Provide only the number of lines in the listing that contain the string "title".
** Begin Supplied material **
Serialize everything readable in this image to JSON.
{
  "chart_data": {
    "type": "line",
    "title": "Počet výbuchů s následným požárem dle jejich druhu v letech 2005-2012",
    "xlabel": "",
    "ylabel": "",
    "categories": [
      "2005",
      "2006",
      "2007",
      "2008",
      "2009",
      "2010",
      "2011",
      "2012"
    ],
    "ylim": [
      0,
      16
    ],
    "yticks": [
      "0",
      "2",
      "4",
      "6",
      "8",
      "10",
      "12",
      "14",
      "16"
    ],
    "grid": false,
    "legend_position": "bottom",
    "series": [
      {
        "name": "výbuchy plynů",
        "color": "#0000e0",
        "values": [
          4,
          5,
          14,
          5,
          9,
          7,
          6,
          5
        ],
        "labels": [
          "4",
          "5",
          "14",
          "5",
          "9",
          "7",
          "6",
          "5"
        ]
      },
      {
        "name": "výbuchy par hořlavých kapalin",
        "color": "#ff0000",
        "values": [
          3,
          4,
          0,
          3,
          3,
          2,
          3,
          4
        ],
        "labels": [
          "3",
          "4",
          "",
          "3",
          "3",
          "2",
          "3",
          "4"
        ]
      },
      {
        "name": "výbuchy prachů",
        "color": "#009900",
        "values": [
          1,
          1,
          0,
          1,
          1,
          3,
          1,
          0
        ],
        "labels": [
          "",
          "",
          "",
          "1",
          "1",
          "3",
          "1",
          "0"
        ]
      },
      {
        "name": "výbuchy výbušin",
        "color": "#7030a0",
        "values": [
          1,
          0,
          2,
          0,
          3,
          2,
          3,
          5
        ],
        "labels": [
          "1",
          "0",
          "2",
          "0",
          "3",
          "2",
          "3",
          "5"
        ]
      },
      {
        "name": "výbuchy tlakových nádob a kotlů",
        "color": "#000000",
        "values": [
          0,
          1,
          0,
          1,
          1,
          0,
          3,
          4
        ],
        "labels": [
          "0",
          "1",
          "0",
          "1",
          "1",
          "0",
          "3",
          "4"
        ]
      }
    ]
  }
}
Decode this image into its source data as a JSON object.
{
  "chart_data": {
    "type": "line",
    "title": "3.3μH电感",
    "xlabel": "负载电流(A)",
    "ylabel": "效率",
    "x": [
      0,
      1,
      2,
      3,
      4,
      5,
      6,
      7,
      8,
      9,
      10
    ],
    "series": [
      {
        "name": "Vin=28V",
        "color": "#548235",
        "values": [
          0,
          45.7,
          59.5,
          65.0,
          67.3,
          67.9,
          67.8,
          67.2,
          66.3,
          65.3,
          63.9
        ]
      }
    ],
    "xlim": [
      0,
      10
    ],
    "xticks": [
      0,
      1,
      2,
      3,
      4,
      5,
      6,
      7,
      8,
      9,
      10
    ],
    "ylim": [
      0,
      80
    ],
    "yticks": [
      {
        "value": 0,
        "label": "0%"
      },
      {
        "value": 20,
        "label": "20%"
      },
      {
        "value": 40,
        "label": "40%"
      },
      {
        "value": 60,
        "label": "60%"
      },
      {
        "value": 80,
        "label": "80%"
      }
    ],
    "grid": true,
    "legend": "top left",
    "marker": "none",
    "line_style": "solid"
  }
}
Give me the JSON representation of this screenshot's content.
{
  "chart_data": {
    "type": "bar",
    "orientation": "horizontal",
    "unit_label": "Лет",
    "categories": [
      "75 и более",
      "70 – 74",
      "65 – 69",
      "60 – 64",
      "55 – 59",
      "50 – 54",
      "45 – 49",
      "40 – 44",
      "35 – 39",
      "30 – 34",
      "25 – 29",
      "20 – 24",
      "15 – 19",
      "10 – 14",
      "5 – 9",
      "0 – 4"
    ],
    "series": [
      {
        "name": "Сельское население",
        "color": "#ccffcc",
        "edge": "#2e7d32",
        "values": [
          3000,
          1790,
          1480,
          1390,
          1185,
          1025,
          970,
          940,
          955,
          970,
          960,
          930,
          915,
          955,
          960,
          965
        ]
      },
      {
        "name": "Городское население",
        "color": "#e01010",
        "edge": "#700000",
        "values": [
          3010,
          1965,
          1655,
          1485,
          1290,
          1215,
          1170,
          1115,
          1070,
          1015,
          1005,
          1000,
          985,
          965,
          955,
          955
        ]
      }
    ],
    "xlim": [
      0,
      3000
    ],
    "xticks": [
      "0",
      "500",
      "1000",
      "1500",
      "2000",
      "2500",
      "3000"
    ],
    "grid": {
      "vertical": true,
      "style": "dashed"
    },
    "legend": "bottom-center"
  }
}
** End Supplied material **
Result below
2